Input rows:
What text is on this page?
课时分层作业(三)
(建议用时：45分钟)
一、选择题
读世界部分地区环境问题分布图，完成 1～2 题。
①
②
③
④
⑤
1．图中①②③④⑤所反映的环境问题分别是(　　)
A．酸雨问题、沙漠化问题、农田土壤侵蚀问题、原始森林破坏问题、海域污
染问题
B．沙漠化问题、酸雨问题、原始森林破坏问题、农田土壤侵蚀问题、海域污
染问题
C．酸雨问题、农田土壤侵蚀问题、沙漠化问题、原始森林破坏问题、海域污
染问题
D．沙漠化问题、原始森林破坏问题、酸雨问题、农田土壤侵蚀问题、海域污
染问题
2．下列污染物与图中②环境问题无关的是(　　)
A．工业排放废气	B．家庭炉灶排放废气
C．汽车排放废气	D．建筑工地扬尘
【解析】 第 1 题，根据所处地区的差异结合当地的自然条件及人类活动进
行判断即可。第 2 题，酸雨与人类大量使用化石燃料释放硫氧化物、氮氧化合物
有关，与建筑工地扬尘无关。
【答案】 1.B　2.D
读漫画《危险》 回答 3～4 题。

Stated problem:
Reproduce all the records precisely.

Task answer:
What text is on this page?
课时分层作业(三)
(建议用时：45分钟)
一、选择题
读世界部分地区环境问题分布图，完成 1～2 题。
①
②
③
④
⑤
1．图中①②③④⑤所反映的环境问题分别是(　　)
A．酸雨问题、沙漠化问题、农田土壤侵蚀问题、原始森林破坏问题、海域污
染问题
B．沙漠化问题、酸雨问题、原始森林破坏问题、农田土壤侵蚀问题、海域污
染问题
C．酸雨问题、农田土壤侵蚀问题、沙漠化问题、原始森林破坏问题、海域污
染问题
D．沙漠化问题、原始森林破坏问题、酸雨问题、农田土壤侵蚀问题、海域污
染问题
2．下列污染物与图中②环境问题无关的是(　　)
A．工业排放废气	B．家庭炉灶排放废气
C．汽车排放废气	D．建筑工地扬尘
【解析】 第 1 题，根据所处地区的差异结合当地的自然条件及人类活动进
行判断即可。第 2 题，酸雨与人类大量使用化石燃料释放硫氧化物、氮氧化合物
有关，与建筑工地扬尘无关。
【答案】 1.B　2.D
读漫画《危险》 回答 3～4 题。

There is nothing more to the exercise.